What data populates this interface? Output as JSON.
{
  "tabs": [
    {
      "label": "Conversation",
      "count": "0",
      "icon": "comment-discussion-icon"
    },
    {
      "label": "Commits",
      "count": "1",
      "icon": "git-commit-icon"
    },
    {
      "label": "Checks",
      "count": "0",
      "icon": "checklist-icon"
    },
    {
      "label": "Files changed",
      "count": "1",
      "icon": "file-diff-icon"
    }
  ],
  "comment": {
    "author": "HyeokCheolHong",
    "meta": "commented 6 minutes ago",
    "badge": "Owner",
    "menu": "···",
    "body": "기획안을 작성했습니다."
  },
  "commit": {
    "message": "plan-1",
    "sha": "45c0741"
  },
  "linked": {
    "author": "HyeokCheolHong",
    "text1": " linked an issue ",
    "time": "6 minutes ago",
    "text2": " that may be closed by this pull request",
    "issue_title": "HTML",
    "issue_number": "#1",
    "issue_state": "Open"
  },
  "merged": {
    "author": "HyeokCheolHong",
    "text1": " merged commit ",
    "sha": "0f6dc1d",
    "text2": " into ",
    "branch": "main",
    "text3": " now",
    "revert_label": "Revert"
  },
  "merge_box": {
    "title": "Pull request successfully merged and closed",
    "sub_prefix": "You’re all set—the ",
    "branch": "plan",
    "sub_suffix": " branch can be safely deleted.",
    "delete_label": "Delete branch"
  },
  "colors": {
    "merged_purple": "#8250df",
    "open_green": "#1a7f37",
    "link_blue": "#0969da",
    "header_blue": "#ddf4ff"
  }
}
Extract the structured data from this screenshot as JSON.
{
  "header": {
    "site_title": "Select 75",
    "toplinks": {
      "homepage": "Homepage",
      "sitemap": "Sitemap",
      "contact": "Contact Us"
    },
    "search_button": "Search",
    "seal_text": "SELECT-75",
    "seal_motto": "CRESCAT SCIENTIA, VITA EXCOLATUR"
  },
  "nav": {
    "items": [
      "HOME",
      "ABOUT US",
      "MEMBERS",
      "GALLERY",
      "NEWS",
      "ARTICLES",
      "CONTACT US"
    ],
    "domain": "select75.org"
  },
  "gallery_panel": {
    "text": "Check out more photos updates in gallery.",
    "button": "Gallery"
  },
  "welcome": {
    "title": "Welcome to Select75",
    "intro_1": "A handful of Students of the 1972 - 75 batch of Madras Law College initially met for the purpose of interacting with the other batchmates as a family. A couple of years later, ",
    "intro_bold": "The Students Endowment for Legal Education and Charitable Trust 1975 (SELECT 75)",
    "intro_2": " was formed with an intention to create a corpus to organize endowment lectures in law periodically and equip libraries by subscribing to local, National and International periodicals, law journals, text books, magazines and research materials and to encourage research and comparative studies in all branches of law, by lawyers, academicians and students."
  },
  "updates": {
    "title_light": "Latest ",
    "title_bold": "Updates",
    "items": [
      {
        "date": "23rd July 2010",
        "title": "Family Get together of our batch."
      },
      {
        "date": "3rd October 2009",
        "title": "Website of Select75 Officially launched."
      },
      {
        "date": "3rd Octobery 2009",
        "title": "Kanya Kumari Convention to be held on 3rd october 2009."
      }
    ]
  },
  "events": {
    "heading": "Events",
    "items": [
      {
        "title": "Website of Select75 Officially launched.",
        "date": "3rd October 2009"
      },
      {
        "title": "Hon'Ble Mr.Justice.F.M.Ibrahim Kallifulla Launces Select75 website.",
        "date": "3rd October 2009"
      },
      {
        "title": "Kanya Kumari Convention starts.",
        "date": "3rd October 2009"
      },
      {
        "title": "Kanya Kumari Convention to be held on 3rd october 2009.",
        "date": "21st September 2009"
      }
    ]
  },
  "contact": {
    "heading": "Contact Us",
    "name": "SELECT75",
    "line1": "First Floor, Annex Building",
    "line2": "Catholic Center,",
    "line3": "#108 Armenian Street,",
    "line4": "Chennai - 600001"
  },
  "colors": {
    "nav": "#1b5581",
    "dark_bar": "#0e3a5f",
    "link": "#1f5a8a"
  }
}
- - - - - - -
*Work required*.
All of the lines above must be returned exactly.

*Output of the task*.
What data populates this interface? Output as JSON.
{
  "tabs": [
    {
      "label": "Conversation",
      "count": "0",
      "icon": "comment-discussion-icon"
    },
    {
      "label": "Commits",
      "count": "1",
      "icon": "git-commit-icon"
    },
    {
      "label": "Checks",
      "count": "0",
      "icon": "checklist-icon"
    },
    {
      "label": "Files changed",
      "count": "1",
      "icon": "file-diff-icon"
    }
  ],
  "comment": {
    "author": "HyeokCheolHong",
    "meta": "commented 6 minutes ago",
    "badge": "Owner",
    "menu": "···",
    "body": "기획안을 작성했습니다."
  },
  "commit": {
    "message": "plan-1",
    "sha": "45c0741"
  },
  "linked": {
    "author": "HyeokCheolHong",
    "text1": " linked an issue ",
    "time": "6 minutes ago",
    "text2": " that may be closed by this pull request",
    "issue_title": "HTML",
    "issue_number": "#1",
    "issue_state": "Open"
  },
  "merged": {
    "author": "HyeokCheolHong",
    "text1": " merged commit ",
    "sha": "0f6dc1d",
    "text2": " into ",
    "branch": "main",
    "text3": " now",
    "revert_label": "Revert"
  },
  "merge_box": {
    "title": "Pull request successfully merged and closed",
    "sub_prefix": "You’re all set—the ",
    "branch": "plan",
    "sub_suffix": " branch can be safely deleted.",
    "delete_label": "Delete branch"
  },
  "colors": {
    "merged_purple": "#8250df",
    "open_green": "#1a7f37",
    "link_blue": "#0969da",
    "header_blue": "#ddf4ff"
  }
}
Extract the structured data from this screenshot as JSON.
{
  "header": {
    "site_title": "Select 75",
    "toplinks": {
      "homepage": "Homepage",
      "sitemap": "Sitemap",
      "contact": "Contact Us"
    },
    "search_button": "Search",
    "seal_text": "SELECT-75",
    "seal_motto": "CRESCAT SCIENTIA, VITA EXCOLATUR"
  },
  "nav": {
    "items": [
      "HOME",
      "ABOUT US",
      "MEMBERS",
      "GALLERY",
      "NEWS",
      "ARTICLES",
      "CONTACT US"
    ],
    "domain": "select75.org"
  },
  "gallery_panel": {
    "text": "Check out more photos updates in gallery.",
    "button": "Gallery"
  },
  "welcome": {
    "title": "Welcome to Select75",
    "intro_1": "A handful of Students of the 1972 - 75 batch of Madras Law College initially met for the purpose of interacting with the other batchmates as a family. A couple of years later, ",
    "intro_bold": "The Students Endowment for Legal Education and Charitable Trust 1975 (SELECT 75)",
    "intro_2": " was formed with an intention to create a corpus to organize endowment lectures in law periodically and equip libraries by subscribing to local, National and International periodicals, law journals, text books, magazines and research materials and to encourage research and comparative studies in all branches of law, by lawyers, academicians and students."
  },
  "updates": {
    "title_light": "Latest ",
    "title_bold": "Updates",
    "items": [
      {
        "date": "23rd July 2010",
        "title": "Family Get together of our batch."
      },
      {
        "date": "3rd October 2009",
        "title": "Website of Select75 Officially launched."
      },
      {
        "date": "3rd Octobery 2009",
        "title": "Kanya Kumari Convention to be held on 3rd october 2009."
      }
    ]
  },
  "events": {
    "heading": "Events",
    "items": [
      {
        "title": "Website of Select75 Officially launched.",
        "date": "3rd October 2009"
      },
      {
        "title": "Hon'Ble Mr.Justice.F.M.Ibrahim Kallifulla Launces Select75 website.",
        "date": "3rd October 2009"
      },
      {
        "title": "Kanya Kumari Convention starts.",
        "date": "3rd October 2009"
      },
      {
        "title": "Kanya Kumari Convention to be held on 3rd october 2009.",
        "date": "21st September 2009"
      }
    ]
  },
  "contact": {
    "heading": "Contact Us",
    "name": "SELECT75",
    "line1": "First Floor, Annex Building",
    "line2": "Catholic Center,",
    "line3": "#108 Armenian Street,",
    "line4": "Chennai - 600001"
  },
  "colors": {
    "nav": "#1b5581",
    "dark_bar": "#0e3a5f",
    "link": "#1f5a8a"
  }
}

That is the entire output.